-- Begin Material for the task --
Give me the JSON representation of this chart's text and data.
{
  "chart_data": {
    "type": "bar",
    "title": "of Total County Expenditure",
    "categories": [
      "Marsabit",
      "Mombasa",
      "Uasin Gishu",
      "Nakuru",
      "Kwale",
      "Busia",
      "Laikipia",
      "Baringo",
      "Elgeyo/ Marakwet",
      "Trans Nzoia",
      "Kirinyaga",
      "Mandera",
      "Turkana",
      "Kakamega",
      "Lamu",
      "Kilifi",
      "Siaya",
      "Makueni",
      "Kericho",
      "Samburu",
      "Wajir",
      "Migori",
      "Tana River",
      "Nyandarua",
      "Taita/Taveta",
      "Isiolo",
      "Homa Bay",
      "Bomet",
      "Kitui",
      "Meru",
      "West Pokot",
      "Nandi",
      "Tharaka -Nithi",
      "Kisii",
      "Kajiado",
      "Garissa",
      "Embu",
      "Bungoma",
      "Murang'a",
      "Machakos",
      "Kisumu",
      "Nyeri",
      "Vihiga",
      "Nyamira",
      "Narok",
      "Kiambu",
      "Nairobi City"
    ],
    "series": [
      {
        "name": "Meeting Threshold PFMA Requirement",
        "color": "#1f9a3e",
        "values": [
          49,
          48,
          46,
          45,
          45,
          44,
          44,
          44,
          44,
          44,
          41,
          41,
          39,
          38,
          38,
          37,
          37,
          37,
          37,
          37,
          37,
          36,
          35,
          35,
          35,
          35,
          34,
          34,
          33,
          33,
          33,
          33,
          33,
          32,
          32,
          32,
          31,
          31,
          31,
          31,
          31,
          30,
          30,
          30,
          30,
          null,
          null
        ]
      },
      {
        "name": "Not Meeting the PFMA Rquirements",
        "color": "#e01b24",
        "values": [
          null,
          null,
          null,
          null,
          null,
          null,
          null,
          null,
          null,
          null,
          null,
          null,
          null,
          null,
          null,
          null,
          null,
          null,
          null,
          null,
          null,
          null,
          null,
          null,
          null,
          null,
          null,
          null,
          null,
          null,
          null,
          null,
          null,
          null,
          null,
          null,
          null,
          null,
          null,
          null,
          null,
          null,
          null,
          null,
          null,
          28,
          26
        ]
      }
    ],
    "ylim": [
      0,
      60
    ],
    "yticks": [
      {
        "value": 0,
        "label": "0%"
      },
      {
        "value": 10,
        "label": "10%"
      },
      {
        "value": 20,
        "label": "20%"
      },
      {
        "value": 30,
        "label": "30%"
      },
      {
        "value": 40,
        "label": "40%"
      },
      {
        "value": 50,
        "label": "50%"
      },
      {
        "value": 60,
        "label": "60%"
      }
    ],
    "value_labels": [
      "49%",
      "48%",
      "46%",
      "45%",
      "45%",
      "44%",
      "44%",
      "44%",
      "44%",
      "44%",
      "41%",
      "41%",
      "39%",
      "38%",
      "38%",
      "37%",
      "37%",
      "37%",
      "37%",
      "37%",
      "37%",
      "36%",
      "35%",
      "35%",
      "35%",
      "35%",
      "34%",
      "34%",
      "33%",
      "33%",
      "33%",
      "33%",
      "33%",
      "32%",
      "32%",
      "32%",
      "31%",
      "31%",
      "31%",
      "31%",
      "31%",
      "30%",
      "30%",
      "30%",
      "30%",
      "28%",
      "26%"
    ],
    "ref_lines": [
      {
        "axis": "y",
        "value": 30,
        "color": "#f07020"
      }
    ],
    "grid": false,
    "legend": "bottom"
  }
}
-- End Material for the task --
• _Short task_
Reproduce the material above, every line of it, exactly.

• _Result for this task_
Give me the JSON representation of this chart's text and data.
{
  "chart_data": {
    "type": "bar",
    "title": "of Total County Expenditure",
    "categories": [
      "Marsabit",
      "Mombasa",
      "Uasin Gishu",
      "Nakuru",
      "Kwale",
      "Busia",
      "Laikipia",
      "Baringo",
      "Elgeyo/ Marakwet",
      "Trans Nzoia",
      "Kirinyaga",
      "Mandera",
      "Turkana",
      "Kakamega",
      "Lamu",
      "Kilifi",
      "Siaya",
      "Makueni",
      "Kericho",
      "Samburu",
      "Wajir",
      "Migori",
      "Tana River",
      "Nyandarua",
      "Taita/Taveta",
      "Isiolo",
      "Homa Bay",
      "Bomet",
      "Kitui",
      "Meru",
      "West Pokot",
      "Nandi",
      "Tharaka -Nithi",
      "Kisii",
      "Kajiado",
      "Garissa",
      "Embu",
      "Bungoma",
      "Murang'a",
      "Machakos",
      "Kisumu",
      "Nyeri",
      "Vihiga",
      "Nyamira",
      "Narok",
      "Kiambu",
      "Nairobi City"
    ],
    "series": [
      {
        "name": "Meeting Threshold PFMA Requirement",
        "color": "#1f9a3e",
        "values": [
          49,
          48,
          46,
          45,
          45,
          44,
          44,
          44,
          44,
          44,
          41,
          41,
          39,
          38,
          38,
          37,
          37,
          37,
          37,
          37,
          37,
          36,
          35,
          35,
          35,
          35,
          34,
          34,
          33,
          33,
          33,
          33,
          33,
          32,
          32,
          32,
          31,
          31,
          31,
          31,
          31,
          30,
          30,
          30,
          30,
          null,
          null
        ]
      },
      {
        "name": "Not Meeting the PFMA Rquirements",
        "color": "#e01b24",
        "values": [
          null,
          null,
          null,
          null,
          null,
          null,
          null,
          null,
          null,
          null,
          null,
          null,
          null,
          null,
          null,
          null,
          null,
          null,
          null,
          null,
          null,
          null,
          null,
          null,
          null,
          null,
          null,
          null,
          null,
          null,
          null,
          null,
          null,
          null,
          null,
          null,
          null,
          null,
          null,
          null,
          null,
          null,
          null,
          null,
          null,
          28,
          26
        ]
      }
    ],
    "ylim": [
      0,
      60
    ],
    "yticks": [
      {
        "value": 0,
        "label": "0%"
      },
      {
        "value": 10,
        "label": "10%"
      },
      {
        "value": 20,
        "label": "20%"
      },
      {
        "value": 30,
        "label": "30%"
      },
      {
        "value": 40,
        "label": "40%"
      },
      {
        "value": 50,
        "label": "50%"
      },
      {
        "value": 60,
        "label": "60%"
      }
    ],
    "value_labels": [
      "49%",
      "48%",
      "46%",
      "45%",
      "45%",
      "44%",
      "44%",
      "44%",
      "44%",
      "44%",
      "41%",
      "41%",
      "39%",
      "38%",
      "38%",
      "37%",
      "37%",
      "37%",
      "37%",
      "37%",
      "37%",
      "36%",
      "35%",
      "35%",
      "35%",
      "35%",
      "34%",
      "34%",
      "33%",
      "33%",
      "33%",
      "33%",
      "33%",
      "32%",
      "32%",
      "32%",
      "31%",
      "31%",
      "31%",
      "31%",
      "31%",
      "30%",
      "30%",
      "30%",
      "30%",
      "28%",
      "26%"
    ],
    "ref_lines": [
      {
        "axis": "y",
        "value": 30,
        "color": "#f07020"
      }
    ],
    "grid": false,
    "legend": "bottom"
  }
}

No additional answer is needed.